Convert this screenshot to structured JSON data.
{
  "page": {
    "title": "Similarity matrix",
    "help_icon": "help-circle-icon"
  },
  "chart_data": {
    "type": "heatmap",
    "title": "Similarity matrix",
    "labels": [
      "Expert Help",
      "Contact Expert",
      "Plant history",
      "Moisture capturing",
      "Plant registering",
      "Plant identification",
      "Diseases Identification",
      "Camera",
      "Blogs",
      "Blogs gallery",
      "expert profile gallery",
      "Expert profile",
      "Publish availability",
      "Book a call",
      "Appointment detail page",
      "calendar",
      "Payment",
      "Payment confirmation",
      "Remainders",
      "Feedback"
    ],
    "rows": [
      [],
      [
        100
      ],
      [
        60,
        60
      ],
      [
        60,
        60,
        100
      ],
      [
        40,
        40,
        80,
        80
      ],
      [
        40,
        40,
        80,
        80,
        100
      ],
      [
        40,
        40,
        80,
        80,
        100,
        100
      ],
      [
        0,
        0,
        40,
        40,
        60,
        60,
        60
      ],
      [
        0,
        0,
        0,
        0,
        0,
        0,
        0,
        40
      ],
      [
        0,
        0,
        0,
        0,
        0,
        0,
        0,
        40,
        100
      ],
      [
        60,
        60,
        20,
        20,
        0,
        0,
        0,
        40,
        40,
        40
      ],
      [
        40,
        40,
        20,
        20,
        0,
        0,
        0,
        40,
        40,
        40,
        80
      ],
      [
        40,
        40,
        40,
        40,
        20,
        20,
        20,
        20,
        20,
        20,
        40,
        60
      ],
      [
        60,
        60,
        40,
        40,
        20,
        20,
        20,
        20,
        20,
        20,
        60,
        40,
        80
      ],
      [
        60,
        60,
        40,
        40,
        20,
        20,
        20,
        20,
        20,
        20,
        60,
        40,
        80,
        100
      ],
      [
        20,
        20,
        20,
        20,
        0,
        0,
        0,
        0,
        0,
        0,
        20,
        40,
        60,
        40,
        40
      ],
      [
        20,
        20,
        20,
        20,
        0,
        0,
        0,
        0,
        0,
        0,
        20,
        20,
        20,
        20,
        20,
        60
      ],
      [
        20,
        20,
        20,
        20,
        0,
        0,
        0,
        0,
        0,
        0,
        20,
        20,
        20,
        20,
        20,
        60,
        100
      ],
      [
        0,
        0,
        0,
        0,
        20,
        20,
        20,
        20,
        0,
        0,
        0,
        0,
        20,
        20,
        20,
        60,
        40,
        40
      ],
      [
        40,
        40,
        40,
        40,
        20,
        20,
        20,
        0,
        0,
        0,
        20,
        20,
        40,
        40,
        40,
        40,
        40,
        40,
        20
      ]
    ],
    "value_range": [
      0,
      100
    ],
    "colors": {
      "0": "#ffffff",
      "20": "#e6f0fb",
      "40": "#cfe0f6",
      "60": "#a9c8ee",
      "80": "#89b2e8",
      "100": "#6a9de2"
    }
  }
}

**WHAT TO WORK ON**. Reproduce the records above exactly.

**ANSWER TO THIS PROBLEM**.
Convert this screenshot to structured JSON data.
{
  "page": {
    "title": "Similarity matrix",
    "help_icon": "help-circle-icon"
  },
  "chart_data": {
    "type": "heatmap",
    "title": "Similarity matrix",
    "labels": [
      "Expert Help",
      "Contact Expert",
      "Plant history",
      "Moisture capturing",
      "Plant registering",
      "Plant identification",
      "Diseases Identification",
      "Camera",
      "Blogs",
      "Blogs gallery",
      "expert profile gallery",
      "Expert profile",
      "Publish availability",
      "Book a call",
      "Appointment detail page",
      "calendar",
      "Payment",
      "Payment confirmation",
      "Remainders",
      "Feedback"
    ],
    "rows": [
      [],
      [
        100
      ],
      [
        60,
        60
      ],
      [
        60,
        60,
        100
      ],
      [
        40,
        40,
        80,
        80
      ],
      [
        40,
        40,
        80,
        80,
        100
      ],
      [
        40,
        40,
        80,
        80,
        100,
        100
      ],
      [
        0,
        0,
        40,
        40,
        60,
        60,
        60
      ],
      [
        0,
        0,
        0,
        0,
        0,
        0,
        0,
        40
      ],
      [
        0,
        0,
        0,
        0,
        0,
        0,
        0,
        40,
        100
      ],
      [
        60,
        60,
        20,
        20,
        0,
        0,
        0,
        40,
        40,
        40
      ],
      [
        40,
        40,
        20,
        20,
        0,
        0,
        0,
        40,
        40,
        40,
        80
      ],
      [
        40,
        40,
        40,
        40,
        20,
        20,
        20,
        20,
        20,
        20,
        40,
        60
      ],
      [
        60,
        60,
        40,
        40,
        20,
        20,
        20,
        20,
        20,
        20,
        60,
        40,
        80
      ],
      [
        60,
        60,
        40,
        40,
        20,
        20,
        20,
        20,
        20,
        20,
        60,
        40,
        80,
        100
      ],
      [
        20,
        20,
        20,
        20,
        0,
        0,
        0,
        0,
        0,
        0,
        20,
        40,
        60,
        40,
        40
      ],
      [
        20,
        20,
        20,
        20,
        0,
        0,
        0,
        0,
        0,
        0,
        20,
        20,
        20,
        20,
        20,
        60
      ],
      [
        20,
        20,
        20,
        20,
        0,
        0,
        0,
        0,
        0,
        0,
        20,
        20,
        20,
        20,
        20,
        60,
        100
      ],
      [
        0,
        0,
        0,
        0,
        20,
        20,
        20,
        20,
        0,
        0,
        0,
        0,
        20,
        20,
        20,
        60,
        40,
        40
      ],
      [
        40,
        40,
        40,
        40,
        20,
        20,
        20,
        0,
        0,
        0,
        20,
        20,
        40,
        40,
        40,
        40,
        40,
        40,
        20
      ]
    ],
    "value_range": [
      0,
      100
    ],
    "colors": {
      "0": "#ffffff",
      "20": "#e6f0fb",
      "40": "#cfe0f6",
      "60": "#a9c8ee",
      "80": "#89b2e8",
      "100": "#6a9de2"
    }
  }
}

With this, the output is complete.